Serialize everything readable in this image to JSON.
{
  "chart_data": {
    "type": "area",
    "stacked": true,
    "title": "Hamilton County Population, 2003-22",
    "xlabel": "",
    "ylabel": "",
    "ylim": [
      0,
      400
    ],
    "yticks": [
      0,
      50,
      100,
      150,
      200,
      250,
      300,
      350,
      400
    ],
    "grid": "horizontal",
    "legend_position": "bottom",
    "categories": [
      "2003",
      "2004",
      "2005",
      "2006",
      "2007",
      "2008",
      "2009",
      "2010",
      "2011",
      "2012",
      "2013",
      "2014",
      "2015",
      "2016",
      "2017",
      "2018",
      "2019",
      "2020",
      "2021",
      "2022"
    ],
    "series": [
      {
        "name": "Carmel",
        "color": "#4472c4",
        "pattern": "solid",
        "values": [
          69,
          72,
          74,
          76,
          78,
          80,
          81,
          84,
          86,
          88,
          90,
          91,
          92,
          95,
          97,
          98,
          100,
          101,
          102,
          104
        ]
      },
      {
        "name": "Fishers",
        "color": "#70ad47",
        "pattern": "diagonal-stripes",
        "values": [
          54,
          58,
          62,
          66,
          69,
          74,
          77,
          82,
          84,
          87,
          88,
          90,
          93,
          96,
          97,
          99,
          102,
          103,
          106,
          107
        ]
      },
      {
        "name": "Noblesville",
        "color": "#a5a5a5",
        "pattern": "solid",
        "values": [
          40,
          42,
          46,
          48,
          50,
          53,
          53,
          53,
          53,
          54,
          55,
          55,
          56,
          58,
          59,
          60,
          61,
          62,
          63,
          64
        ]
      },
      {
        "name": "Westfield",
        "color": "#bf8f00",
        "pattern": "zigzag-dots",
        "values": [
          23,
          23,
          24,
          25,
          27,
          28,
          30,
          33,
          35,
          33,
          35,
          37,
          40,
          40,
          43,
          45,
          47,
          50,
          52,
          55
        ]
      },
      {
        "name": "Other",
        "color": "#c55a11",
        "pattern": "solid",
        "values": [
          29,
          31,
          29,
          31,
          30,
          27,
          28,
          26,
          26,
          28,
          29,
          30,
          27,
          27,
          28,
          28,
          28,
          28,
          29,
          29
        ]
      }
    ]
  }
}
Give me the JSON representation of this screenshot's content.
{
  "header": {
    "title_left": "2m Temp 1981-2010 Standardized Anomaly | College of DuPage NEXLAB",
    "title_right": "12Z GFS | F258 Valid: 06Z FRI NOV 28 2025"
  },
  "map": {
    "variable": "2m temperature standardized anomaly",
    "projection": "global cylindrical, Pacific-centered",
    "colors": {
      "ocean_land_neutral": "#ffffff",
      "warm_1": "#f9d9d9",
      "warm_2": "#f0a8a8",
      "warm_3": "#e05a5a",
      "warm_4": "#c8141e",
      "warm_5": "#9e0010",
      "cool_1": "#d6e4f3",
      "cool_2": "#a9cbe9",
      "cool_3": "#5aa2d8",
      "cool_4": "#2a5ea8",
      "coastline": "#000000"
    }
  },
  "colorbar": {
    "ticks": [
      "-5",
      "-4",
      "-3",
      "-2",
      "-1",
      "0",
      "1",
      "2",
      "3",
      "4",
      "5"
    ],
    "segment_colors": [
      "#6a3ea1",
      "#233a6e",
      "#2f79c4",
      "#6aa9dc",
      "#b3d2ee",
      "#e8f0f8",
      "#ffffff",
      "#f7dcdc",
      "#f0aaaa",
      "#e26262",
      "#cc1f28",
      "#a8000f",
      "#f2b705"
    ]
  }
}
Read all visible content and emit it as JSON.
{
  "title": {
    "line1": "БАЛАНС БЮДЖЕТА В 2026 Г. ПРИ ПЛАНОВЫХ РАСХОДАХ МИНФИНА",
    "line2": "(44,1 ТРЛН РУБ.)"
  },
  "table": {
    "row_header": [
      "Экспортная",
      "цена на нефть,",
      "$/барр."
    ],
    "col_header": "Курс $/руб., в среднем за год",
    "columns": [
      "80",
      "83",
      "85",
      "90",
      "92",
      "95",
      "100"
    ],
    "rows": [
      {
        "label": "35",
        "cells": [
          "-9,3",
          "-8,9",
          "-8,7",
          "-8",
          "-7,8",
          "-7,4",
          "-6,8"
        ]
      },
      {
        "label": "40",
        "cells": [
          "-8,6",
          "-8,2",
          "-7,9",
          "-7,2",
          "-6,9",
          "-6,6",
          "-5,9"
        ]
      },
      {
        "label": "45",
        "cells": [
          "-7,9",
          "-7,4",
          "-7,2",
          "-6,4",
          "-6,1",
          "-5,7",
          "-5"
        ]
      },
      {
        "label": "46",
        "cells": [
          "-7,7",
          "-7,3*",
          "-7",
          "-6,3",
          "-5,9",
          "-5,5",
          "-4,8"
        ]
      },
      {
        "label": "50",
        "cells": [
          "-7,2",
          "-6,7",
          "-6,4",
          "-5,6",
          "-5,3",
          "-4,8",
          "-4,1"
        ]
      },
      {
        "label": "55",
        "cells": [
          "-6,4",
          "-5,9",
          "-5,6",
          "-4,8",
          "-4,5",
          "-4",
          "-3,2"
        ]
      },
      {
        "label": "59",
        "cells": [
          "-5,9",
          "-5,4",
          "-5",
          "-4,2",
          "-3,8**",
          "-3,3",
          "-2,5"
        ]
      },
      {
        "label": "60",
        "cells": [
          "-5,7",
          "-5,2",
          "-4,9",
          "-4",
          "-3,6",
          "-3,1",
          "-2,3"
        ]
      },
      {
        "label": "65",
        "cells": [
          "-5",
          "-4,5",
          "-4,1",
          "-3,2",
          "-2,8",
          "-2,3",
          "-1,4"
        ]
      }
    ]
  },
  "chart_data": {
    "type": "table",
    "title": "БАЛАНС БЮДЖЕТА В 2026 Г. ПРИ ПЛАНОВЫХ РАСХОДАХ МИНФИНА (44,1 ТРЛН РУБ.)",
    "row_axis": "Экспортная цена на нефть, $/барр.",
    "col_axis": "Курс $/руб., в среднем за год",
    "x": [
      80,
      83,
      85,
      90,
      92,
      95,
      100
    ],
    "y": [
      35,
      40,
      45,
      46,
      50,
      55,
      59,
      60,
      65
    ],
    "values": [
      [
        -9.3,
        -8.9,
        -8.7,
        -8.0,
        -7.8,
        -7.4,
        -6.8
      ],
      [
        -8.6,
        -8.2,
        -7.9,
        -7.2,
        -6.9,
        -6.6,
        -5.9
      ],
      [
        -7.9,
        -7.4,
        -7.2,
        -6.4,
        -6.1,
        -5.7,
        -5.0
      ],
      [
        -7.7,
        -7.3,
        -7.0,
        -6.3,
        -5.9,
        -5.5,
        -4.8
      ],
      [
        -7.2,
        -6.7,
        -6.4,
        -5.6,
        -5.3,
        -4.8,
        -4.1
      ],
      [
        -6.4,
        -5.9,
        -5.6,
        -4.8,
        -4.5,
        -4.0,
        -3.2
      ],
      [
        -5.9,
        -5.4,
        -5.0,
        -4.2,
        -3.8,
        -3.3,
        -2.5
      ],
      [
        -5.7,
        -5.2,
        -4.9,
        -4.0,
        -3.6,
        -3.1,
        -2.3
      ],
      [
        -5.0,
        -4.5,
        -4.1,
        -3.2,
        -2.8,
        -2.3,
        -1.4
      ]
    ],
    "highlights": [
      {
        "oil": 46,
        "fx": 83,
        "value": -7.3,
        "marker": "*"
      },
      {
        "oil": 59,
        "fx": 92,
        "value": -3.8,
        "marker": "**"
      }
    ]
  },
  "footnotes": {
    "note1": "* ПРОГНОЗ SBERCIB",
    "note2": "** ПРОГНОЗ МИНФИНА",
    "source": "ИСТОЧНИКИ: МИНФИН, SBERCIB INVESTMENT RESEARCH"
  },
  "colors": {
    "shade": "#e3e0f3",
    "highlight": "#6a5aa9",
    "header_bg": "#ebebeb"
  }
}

-- Stated goal --
In the records above, collect each line with "name".

-- Response below --
        "name": "Carmel",
        "name": "Fishers",
        "name": "Noblesville",
        "name": "Westfield",
        "name": "Other",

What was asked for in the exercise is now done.